##### Supplied data #####

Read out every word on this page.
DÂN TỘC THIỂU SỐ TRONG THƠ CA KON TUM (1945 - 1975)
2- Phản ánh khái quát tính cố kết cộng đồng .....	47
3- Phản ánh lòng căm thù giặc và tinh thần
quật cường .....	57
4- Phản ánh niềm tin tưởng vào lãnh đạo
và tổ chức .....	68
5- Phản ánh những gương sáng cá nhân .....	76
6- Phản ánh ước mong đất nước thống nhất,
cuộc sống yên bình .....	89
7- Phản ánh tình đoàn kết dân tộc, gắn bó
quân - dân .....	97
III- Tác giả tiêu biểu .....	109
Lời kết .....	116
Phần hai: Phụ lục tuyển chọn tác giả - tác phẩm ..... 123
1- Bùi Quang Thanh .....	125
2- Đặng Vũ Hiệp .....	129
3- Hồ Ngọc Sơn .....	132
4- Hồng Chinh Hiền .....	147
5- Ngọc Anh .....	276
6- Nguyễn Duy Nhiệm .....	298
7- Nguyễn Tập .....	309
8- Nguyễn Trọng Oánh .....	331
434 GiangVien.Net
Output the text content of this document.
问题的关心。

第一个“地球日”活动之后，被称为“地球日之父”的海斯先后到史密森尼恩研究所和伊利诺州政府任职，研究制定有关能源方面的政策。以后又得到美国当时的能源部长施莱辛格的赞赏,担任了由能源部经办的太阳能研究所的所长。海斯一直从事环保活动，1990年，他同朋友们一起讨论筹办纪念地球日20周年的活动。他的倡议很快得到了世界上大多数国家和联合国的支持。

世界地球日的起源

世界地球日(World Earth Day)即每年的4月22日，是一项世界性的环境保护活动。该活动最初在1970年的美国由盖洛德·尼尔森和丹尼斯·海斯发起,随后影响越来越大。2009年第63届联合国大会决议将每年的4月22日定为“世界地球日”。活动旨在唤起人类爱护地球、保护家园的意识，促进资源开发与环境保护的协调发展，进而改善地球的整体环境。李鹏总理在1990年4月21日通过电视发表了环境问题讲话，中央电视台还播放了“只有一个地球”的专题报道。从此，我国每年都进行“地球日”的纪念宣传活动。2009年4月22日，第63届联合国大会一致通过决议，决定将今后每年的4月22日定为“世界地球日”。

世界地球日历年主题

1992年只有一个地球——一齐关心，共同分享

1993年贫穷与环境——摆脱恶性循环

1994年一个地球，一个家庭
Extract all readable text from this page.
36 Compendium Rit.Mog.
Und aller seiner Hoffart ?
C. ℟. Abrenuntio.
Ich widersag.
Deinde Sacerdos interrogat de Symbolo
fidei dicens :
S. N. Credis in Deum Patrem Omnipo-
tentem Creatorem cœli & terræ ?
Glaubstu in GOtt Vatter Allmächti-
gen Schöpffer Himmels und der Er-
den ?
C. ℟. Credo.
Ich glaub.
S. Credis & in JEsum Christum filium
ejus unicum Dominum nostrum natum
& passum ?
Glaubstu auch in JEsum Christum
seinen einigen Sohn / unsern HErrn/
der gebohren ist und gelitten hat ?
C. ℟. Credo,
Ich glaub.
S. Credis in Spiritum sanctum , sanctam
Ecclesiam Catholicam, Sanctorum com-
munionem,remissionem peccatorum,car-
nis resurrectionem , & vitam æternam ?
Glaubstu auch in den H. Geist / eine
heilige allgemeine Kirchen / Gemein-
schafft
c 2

#####

## [Aim of the exercise]
Look through the entries and find each line that has the string "Credis". Copy those lines.

## [Written solution]
S. N. Credis in Deum Patrem Omnipo-
S. Credis & in JEsum Christum filium
S. Credis in Spiritum sanctum , sanctam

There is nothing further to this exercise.